* WHAT YOU HAVE TO DO *
Each entry below is to be transcribed exactly.

* TASK DATA *
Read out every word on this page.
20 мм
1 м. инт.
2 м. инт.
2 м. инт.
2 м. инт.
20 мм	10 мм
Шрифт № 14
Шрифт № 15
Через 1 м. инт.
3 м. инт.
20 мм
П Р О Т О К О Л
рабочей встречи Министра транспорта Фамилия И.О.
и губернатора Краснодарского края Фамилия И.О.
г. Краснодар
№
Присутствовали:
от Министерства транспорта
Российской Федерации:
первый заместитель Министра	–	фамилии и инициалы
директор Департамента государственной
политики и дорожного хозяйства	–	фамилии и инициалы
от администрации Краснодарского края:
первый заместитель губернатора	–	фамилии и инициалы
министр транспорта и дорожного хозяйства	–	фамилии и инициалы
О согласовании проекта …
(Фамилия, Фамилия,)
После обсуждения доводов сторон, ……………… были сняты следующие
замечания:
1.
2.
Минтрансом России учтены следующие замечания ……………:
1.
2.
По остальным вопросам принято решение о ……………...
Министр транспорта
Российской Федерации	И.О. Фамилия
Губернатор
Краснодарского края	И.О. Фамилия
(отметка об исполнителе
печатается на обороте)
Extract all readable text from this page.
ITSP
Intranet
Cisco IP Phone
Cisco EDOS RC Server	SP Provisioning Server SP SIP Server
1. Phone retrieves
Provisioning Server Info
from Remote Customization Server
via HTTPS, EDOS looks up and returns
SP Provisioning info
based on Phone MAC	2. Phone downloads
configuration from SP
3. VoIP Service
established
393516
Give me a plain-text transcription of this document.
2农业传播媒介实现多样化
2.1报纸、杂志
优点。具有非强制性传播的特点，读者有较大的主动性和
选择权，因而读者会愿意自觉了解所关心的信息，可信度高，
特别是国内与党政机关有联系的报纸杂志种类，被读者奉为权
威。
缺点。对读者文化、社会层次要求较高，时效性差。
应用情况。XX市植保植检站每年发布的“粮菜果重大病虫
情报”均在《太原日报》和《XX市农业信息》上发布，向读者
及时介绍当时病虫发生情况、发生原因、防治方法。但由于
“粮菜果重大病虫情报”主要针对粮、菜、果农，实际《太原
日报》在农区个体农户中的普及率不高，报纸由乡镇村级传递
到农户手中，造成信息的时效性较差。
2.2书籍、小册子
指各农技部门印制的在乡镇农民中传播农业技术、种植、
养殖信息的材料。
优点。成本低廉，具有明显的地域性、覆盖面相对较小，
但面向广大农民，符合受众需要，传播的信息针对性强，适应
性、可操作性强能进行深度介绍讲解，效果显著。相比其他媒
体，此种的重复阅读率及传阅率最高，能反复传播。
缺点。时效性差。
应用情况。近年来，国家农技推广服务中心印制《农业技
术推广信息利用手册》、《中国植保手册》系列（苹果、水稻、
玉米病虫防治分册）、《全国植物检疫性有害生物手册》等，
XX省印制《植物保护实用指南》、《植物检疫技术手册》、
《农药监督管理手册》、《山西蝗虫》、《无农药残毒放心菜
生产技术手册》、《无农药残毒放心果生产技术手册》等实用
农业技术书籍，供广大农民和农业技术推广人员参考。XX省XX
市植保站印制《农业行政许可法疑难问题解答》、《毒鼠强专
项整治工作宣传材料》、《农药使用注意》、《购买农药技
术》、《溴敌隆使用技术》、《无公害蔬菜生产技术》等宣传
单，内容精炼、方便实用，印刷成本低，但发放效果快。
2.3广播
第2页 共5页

* RESPONSE FOR THIS EXERCISE *
Read out every word on this page.
20 мм
1 м. инт.
2 м. инт.
2 м. инт.
2 м. инт.
20 мм	10 мм
Шрифт № 14
Шрифт № 15
Через 1 м. инт.
3 м. инт.
20 мм
П Р О Т О К О Л
рабочей встречи Министра транспорта Фамилия И.О.
и губернатора Краснодарского края Фамилия И.О.
г. Краснодар
№
Присутствовали:
от Министерства транспорта
Российской Федерации:
первый заместитель Министра	–	фамилии и инициалы
директор Департамента государственной
политики и дорожного хозяйства	–	фамилии и инициалы
от администрации Краснодарского края:
первый заместитель губернатора	–	фамилии и инициалы
министр транспорта и дорожного хозяйства	–	фамилии и инициалы
О согласовании проекта …
(Фамилия, Фамилия,)
После обсуждения доводов сторон, ……………… были сняты следующие
замечания:
1.
2.
Минтрансом России учтены следующие замечания ……………:
1.
2.
По остальным вопросам принято решение о ……………...
Министр транспорта
Российской Федерации	И.О. Фамилия
Губернатор
Краснодарского края	И.О. Фамилия
(отметка об исполнителе
печатается на обороте)
Extract all readable text from this page.
ITSP
Intranet
Cisco IP Phone
Cisco EDOS RC Server	SP Provisioning Server SP SIP Server
1. Phone retrieves
Provisioning Server Info
from Remote Customization Server
via HTTPS, EDOS looks up and returns
SP Provisioning info
based on Phone MAC	2. Phone downloads
configuration from SP
3. VoIP Service
established
393516
Give me a plain-text transcription of this document.
2农业传播媒介实现多样化
2.1报纸、杂志
优点。具有非强制性传播的特点，读者有较大的主动性和
选择权，因而读者会愿意自觉了解所关心的信息，可信度高，
特别是国内与党政机关有联系的报纸杂志种类，被读者奉为权
威。
缺点。对读者文化、社会层次要求较高，时效性差。
应用情况。XX市植保植检站每年发布的“粮菜果重大病虫
情报”均在《太原日报》和《XX市农业信息》上发布，向读者
及时介绍当时病虫发生情况、发生原因、防治方法。但由于
“粮菜果重大病虫情报”主要针对粮、菜、果农，实际《太原
日报》在农区个体农户中的普及率不高，报纸由乡镇村级传递
到农户手中，造成信息的时效性较差。
2.2书籍、小册子
指各农技部门印制的在乡镇农民中传播农业技术、种植、
养殖信息的材料。
优点。成本低廉，具有明显的地域性、覆盖面相对较小，
但面向广大农民，符合受众需要，传播的信息针对性强，适应
性、可操作性强能进行深度介绍讲解，效果显著。相比其他媒
体，此种的重复阅读率及传阅率最高，能反复传播。
缺点。时效性差。
应用情况。近年来，国家农技推广服务中心印制《农业技
术推广信息利用手册》、《中国植保手册》系列（苹果、水稻、
玉米病虫防治分册）、《全国植物检疫性有害生物手册》等，
XX省印制《植物保护实用指南》、《植物检疫技术手册》、
《农药监督管理手册》、《山西蝗虫》、《无农药残毒放心菜
生产技术手册》、《无农药残毒放心果生产技术手册》等实用
农业技术书籍，供广大农民和农业技术推广人员参考。XX省XX
市植保站印制《农业行政许可法疑难问题解答》、《毒鼠强专
项整治工作宣传材料》、《农药使用注意》、《购买农药技
术》、《溴敌隆使用技术》、《无公害蔬菜生产技术》等宣传
单，内容精炼、方便实用，印刷成本低，但发放效果快。
2.3广播
第2页 共5页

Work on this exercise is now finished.